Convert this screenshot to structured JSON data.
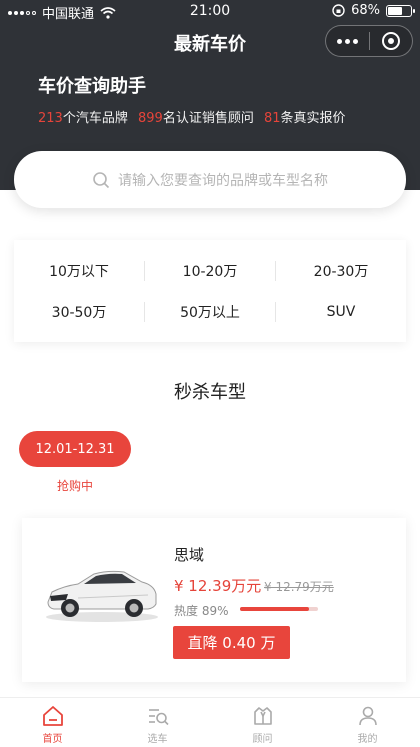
{
  "status_bar": {
    "carrier": "中国联通",
    "time": "21:00",
    "battery": "68%",
    "battery_level": 0.68
  },
  "nav": {
    "title": "最新车价"
  },
  "hero": {
    "title": "车价查询助手",
    "brands_count": "213",
    "brands_text": "个汽车品牌",
    "consultants_count": "899",
    "consultants_text": "名认证销售顾问",
    "quotes_count": "81",
    "quotes_text": "条真实报价"
  },
  "search": {
    "placeholder": "请输入您要查询的品牌或车型名称"
  },
  "price_filters": [
    "10万以下",
    "10-20万",
    "20-30万",
    "30-50万",
    "50万以上",
    "SUV"
  ],
  "flash_sale": {
    "section_title": "秒杀车型",
    "period": "12.01-12.31",
    "status": "抢购中",
    "car": {
      "name": "思域",
      "price": "¥ 12.39万元",
      "original_price": "¥ 12.79万元",
      "heat_label": "热度 89%",
      "heat_value": 0.89,
      "cut_label": "直降 0.40 万"
    }
  },
  "tabbar": {
    "items": [
      {
        "label": "首页",
        "icon": "home-icon",
        "active": true
      },
      {
        "label": "选车",
        "icon": "car-search-icon",
        "active": false
      },
      {
        "label": "顾问",
        "icon": "consultant-icon",
        "active": false
      },
      {
        "label": "我的",
        "icon": "user-icon",
        "active": false
      }
    ]
  },
  "colors": {
    "header_bg": "#2f3237",
    "accent": "#e8453c"
  }
}
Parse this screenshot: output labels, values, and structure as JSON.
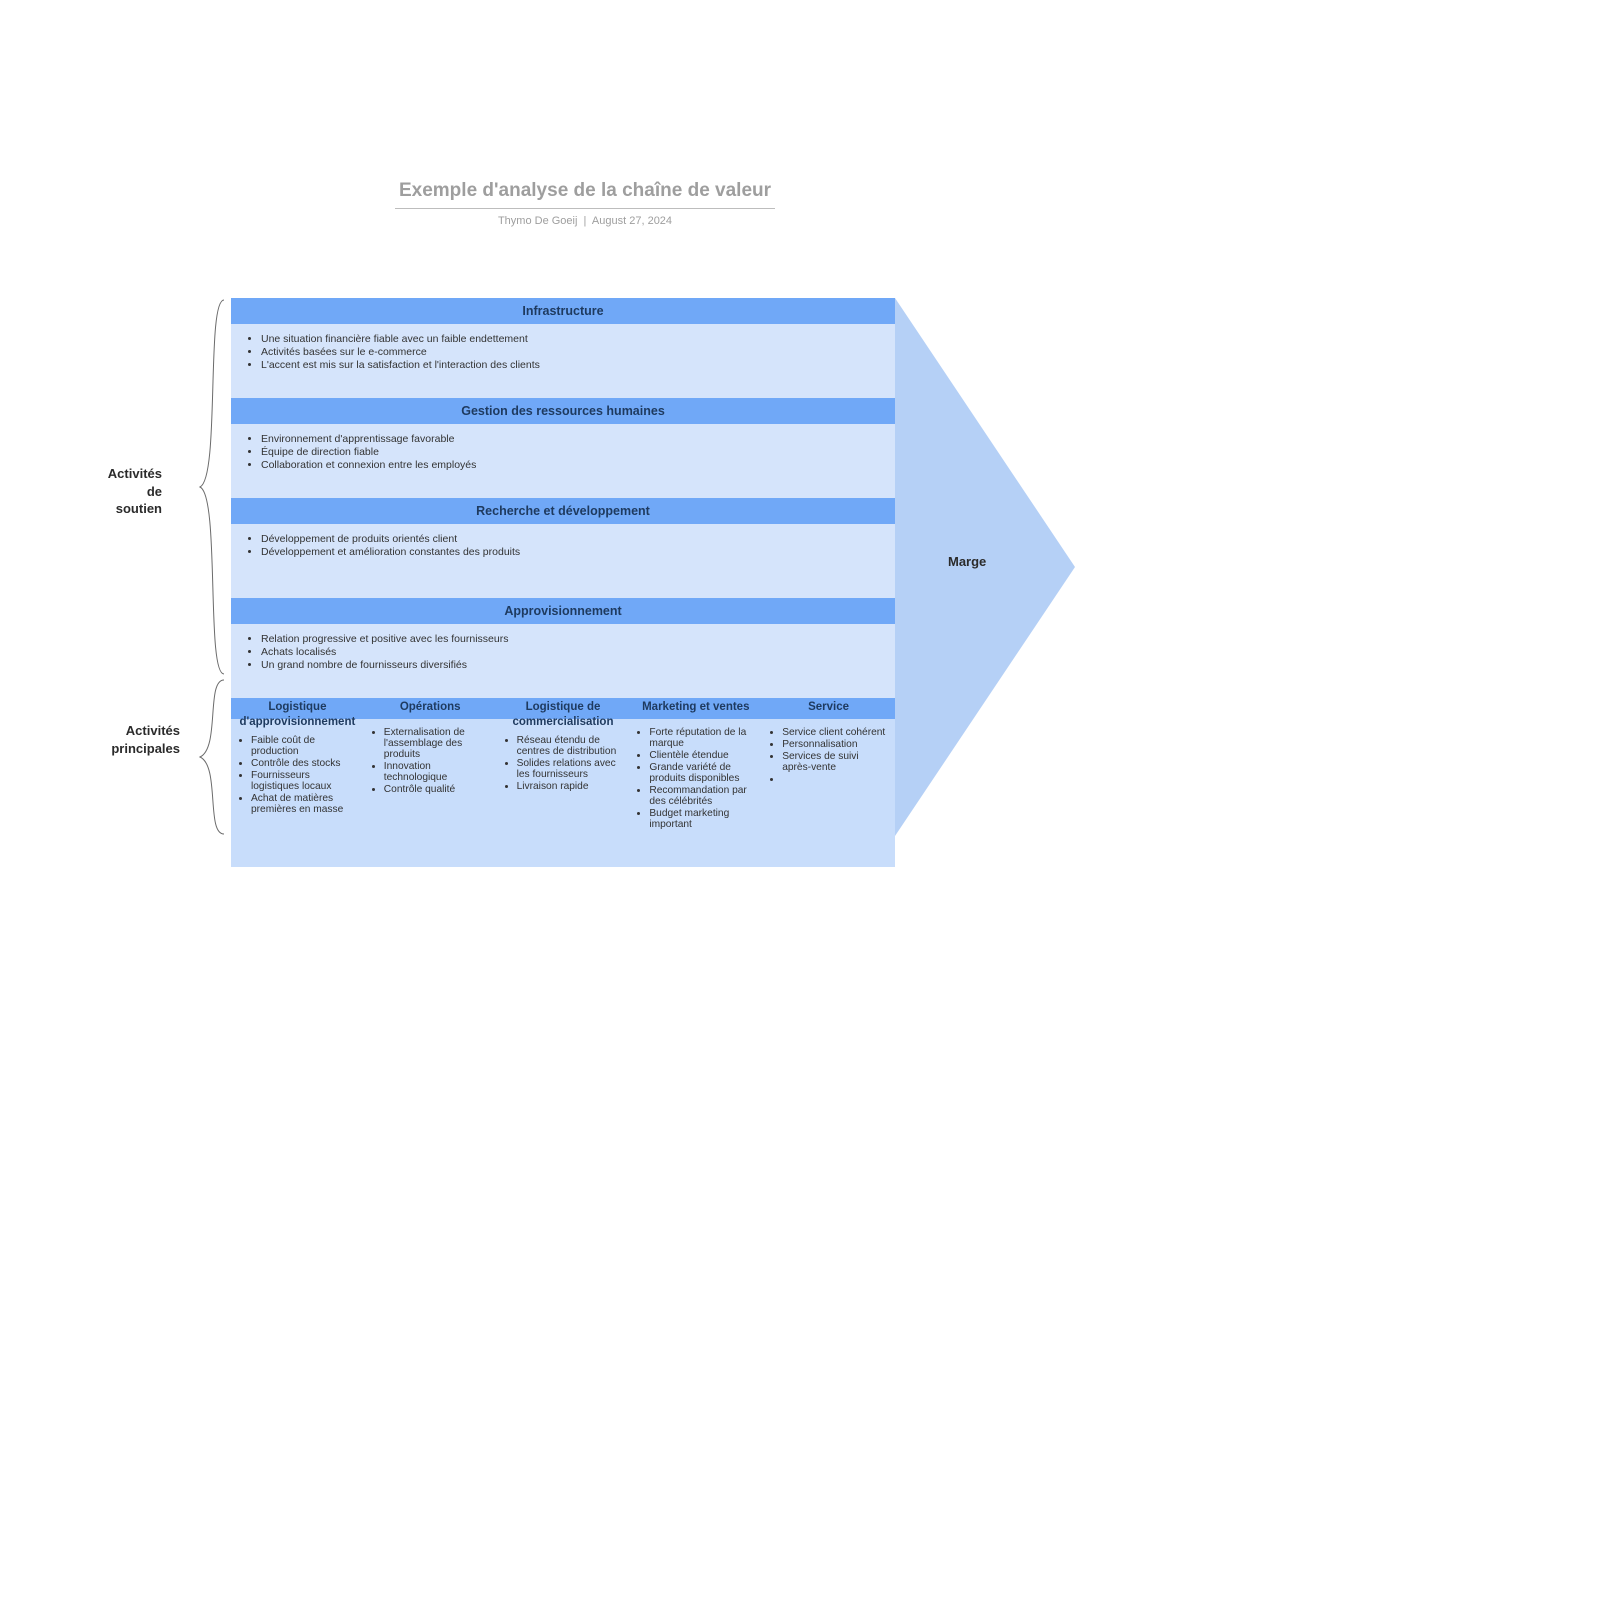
{
  "title": "Exemple d'analyse de la chaîne de valeur",
  "author": "Thymo De Goeij",
  "date": "August 27, 2024",
  "labels": {
    "support": "Activités\nde\nsoutien",
    "primary": "Activités\nprincipales",
    "margin": "Marge"
  },
  "support": [
    {
      "title": "Infrastructure",
      "items": [
        "Une situation financière fiable avec un faible endettement",
        "Activités basées sur le e-commerce",
        "L'accent est mis sur la satisfaction et l'interaction des clients"
      ]
    },
    {
      "title": "Gestion des ressources humaines",
      "items": [
        "Environnement d'apprentissage favorable",
        "Équipe de direction fiable",
        "Collaboration et connexion entre les employés"
      ]
    },
    {
      "title": "Recherche et développement",
      "items": [
        "Développement de produits orientés client",
        "Développement et amélioration constantes des produits"
      ]
    },
    {
      "title": "Approvisionnement",
      "items": [
        "Relation progressive et positive avec les fournisseurs",
        "Achats localisés",
        "Un grand nombre de fournisseurs diversifiés"
      ]
    }
  ],
  "primary": [
    {
      "title": "Logistique",
      "title2": "d'approvisionnement",
      "items": [
        "Faible coût de production",
        "Contrôle des stocks",
        "Fournisseurs logistiques locaux",
        "Achat de matières premières en masse"
      ]
    },
    {
      "title": "Opérations",
      "title2": "",
      "items": [
        "Externalisation de l'assemblage des produits",
        "Innovation technologique",
        "Contrôle qualité"
      ]
    },
    {
      "title": "Logistique de",
      "title2": "commercialisation",
      "items": [
        "Réseau étendu de centres de distribution",
        "Solides relations avec les fournisseurs",
        "Livraison rapide"
      ]
    },
    {
      "title": "Marketing et ventes",
      "title2": "",
      "items": [
        "Forte réputation de la marque",
        "Clientèle étendue",
        "Grande variété de produits disponibles",
        "Recommandation par des célébrités",
        "Budget marketing important"
      ]
    },
    {
      "title": "Service",
      "title2": "",
      "items": [
        "Service client cohérent",
        "Personnalisation",
        "Services de suivi après-vente",
        ""
      ]
    }
  ]
}
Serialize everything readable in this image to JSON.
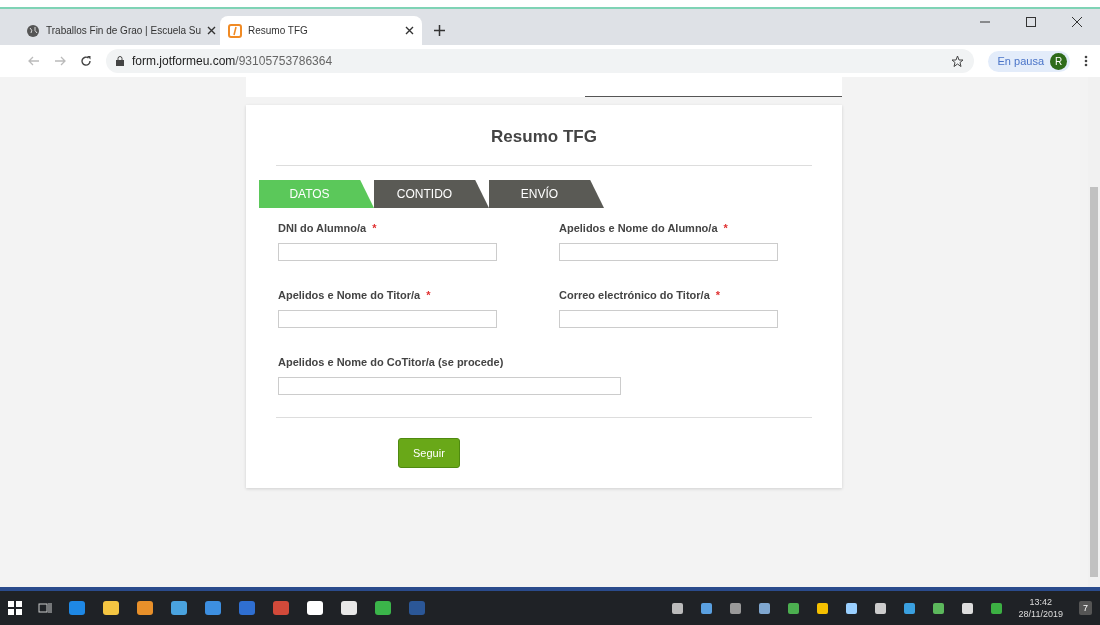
{
  "browser": {
    "tabs": [
      {
        "title": "Traballos Fin de Grao | Escuela Su",
        "selected": false,
        "kind": "site"
      },
      {
        "title": "Resumo TFG",
        "selected": true,
        "kind": "form"
      }
    ],
    "url_domain": "form.jotformeu.com",
    "url_path": "/93105753786364",
    "profile_label": "En pausa",
    "avatar_letter": "R"
  },
  "form": {
    "title": "Resumo TFG",
    "steps": [
      {
        "label": "DATOS",
        "selected": true
      },
      {
        "label": "CONTIDO",
        "selected": false
      },
      {
        "label": "ENVÍO",
        "selected": false
      }
    ],
    "fields": [
      {
        "label": "DNI do Alumno/a",
        "mark": "*",
        "kind": "half"
      },
      {
        "label": "Apelidos e Nome do Alumno/a",
        "mark": "*",
        "kind": "half"
      },
      {
        "label": "Apelidos e Nome do Titor/a",
        "mark": "*",
        "kind": "half"
      },
      {
        "label": "Correo electrónico do Titor/a",
        "mark": "*",
        "kind": "half"
      },
      {
        "label": "Apelidos e Nome do CoTitor/a (se procede)",
        "kind": "wide"
      }
    ],
    "submit": "Seguir"
  },
  "taskbar": {
    "time": "13:42",
    "date": "28/11/2019",
    "notifications": "7"
  }
}
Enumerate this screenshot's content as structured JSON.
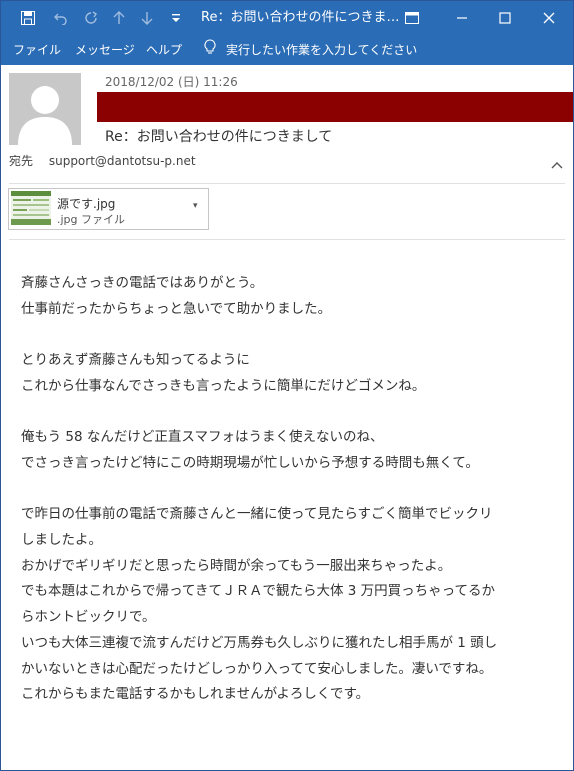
{
  "window": {
    "title": "Re：お問い合わせの件につきま…",
    "controls": {
      "ribbon_display": "ribbon-display-icon",
      "minimize": "minimize-icon",
      "maximize": "maximize-icon",
      "close": "close-icon"
    }
  },
  "quick_access": [
    "save-icon",
    "undo-icon",
    "redo-icon",
    "up-icon",
    "down-icon",
    "customize-icon"
  ],
  "menu": {
    "file": "ファイル",
    "message": "メッセージ",
    "help": "ヘルプ",
    "tell_me": "実行したい作業を入力してください"
  },
  "email": {
    "date": "2018/12/02 (日) 11:26",
    "subject": "Re：お問い合わせの件につきまして",
    "to_label": "宛先",
    "to_address": "support@dantotsu-p.net",
    "sender_redacted_color": "#8b0000"
  },
  "attachment": {
    "name": "源です.jpg",
    "type": ".jpg ファイル"
  },
  "body": {
    "p1": [
      "斉藤さんさっきの電話ではありがとう。",
      "仕事前だったからちょっと急いでて助かりました。"
    ],
    "p2": [
      "とりあえず斎藤さんも知ってるように",
      "これから仕事なんでさっきも言ったように簡単にだけどゴメンね。"
    ],
    "p3": [
      "俺もう 58 なんだけど正直スマフォはうまく使えないのね、",
      "でさっき言ったけど特にこの時期現場が忙しいから予想する時間も無くて。"
    ],
    "p4": [
      "で昨日の仕事前の電話で斎藤さんと一緒に使って見たらすごく簡単でビックリ",
      "しましたよ。",
      "おかげでギリギリだと思ったら時間が余ってもう一服出来ちゃったよ。",
      "でも本題はこれからで帰ってきてＪＲＡで観たら大体 3 万円買っちゃってるか",
      "らホントビックリで。",
      "いつも大体三連複で流すんだけど万馬券も久しぶりに獲れたし相手馬が 1 頭し",
      "かいないときは心配だったけどしっかり入ってて安心しました。凄いですね。",
      "これからもまた電話するかもしれませんがよろしくです。"
    ]
  },
  "colors": {
    "title_bar": "#2b6cb6",
    "accent": "#2b579a"
  }
}
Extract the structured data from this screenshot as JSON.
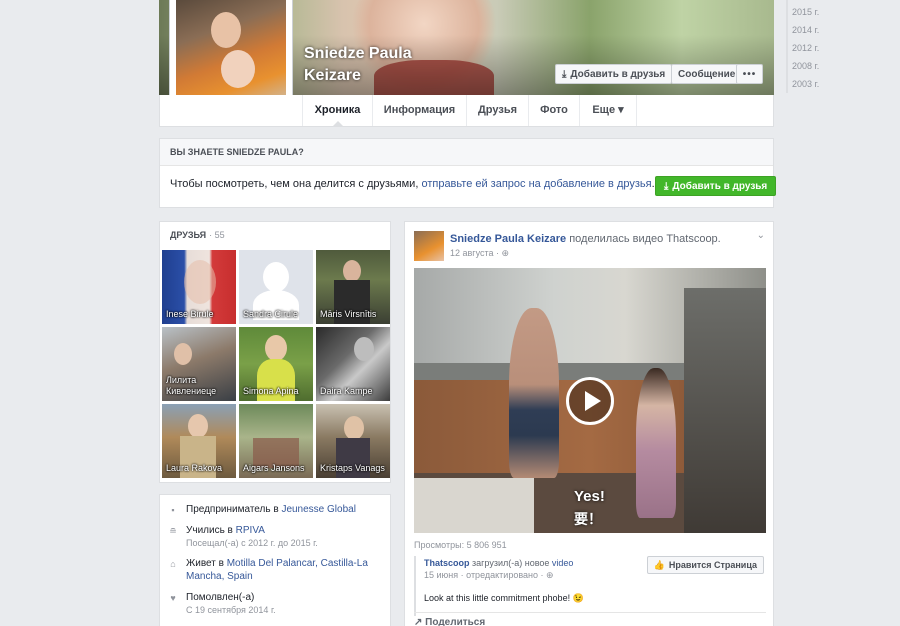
{
  "profile": {
    "name_line1": "Sniedze Paula",
    "name_line2": "Keizare",
    "add_friend_label": "Добавить в друзья",
    "message_label": "Сообщение",
    "more_label": "•••"
  },
  "tabs": [
    {
      "label": "Хроника",
      "active": true
    },
    {
      "label": "Информация"
    },
    {
      "label": "Друзья"
    },
    {
      "label": "Фото"
    },
    {
      "label": "Еще ▾"
    }
  ],
  "years": [
    "2015 г.",
    "2014 г.",
    "2012 г.",
    "2008 г.",
    "2003 г."
  ],
  "know_box": {
    "title": "ВЫ ЗНАЕТЕ SNIEDZE PAULA?",
    "text_before": "Чтобы посмотреть, чем она делится с друзьями, ",
    "text_link": "отправьте ей запрос на добавление в друзья",
    "text_after": ".",
    "button_label": "Добавить в друзья"
  },
  "friends": {
    "title": "ДРУЗЬЯ",
    "count": "· 55",
    "items": [
      {
        "name": "Inese Birule"
      },
      {
        "name": "Sandra Cirule"
      },
      {
        "name": "Māris Virsnītis"
      },
      {
        "name": "Лилита Кивлениеце"
      },
      {
        "name": "Simona Apina"
      },
      {
        "name": "Daira Kampe"
      },
      {
        "name": "Laura Rakova"
      },
      {
        "name": "Aigars Jansons"
      },
      {
        "name": "Kristaps Vanags"
      }
    ]
  },
  "about": {
    "work_prefix": "Предприниматель в ",
    "work_link": "Jeunesse Global",
    "study_prefix": "Учились в ",
    "study_link": "RPIVA",
    "study_sub": "Посещал(-а) с 2012 г. до 2015 г.",
    "lives_prefix": "Живет в ",
    "lives_link": "Motilla Del Palancar, Castilla-La Mancha, Spain",
    "engaged": "Помолвлен(-а)",
    "engaged_sub": "С 19 сентября 2014 г."
  },
  "post": {
    "author": "Sniedze Paula Keizare",
    "action": " поделилась видео Thatscoop.",
    "date": "12 августа · ⊕",
    "subtitle_en": "Yes!",
    "subtitle_cn": "要！",
    "views": "Просмотры: 5 806 951",
    "shared_page": "Thatscoop",
    "shared_action": " загрузил(-а) новое ",
    "shared_link": "video",
    "shared_meta": "15 июня · отредактировано · ⊕",
    "shared_text": "Look at this little commitment phobe! 😉",
    "like_page_label": "Нравится Страница",
    "share_label": "Поделиться"
  }
}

◆ ◆ ◆ ◆ ◆ ◆ ◆

• **Description of the task**:
Using the listing above, work out how many of its lines include "primary", and give only the result.

• **Written response**:
2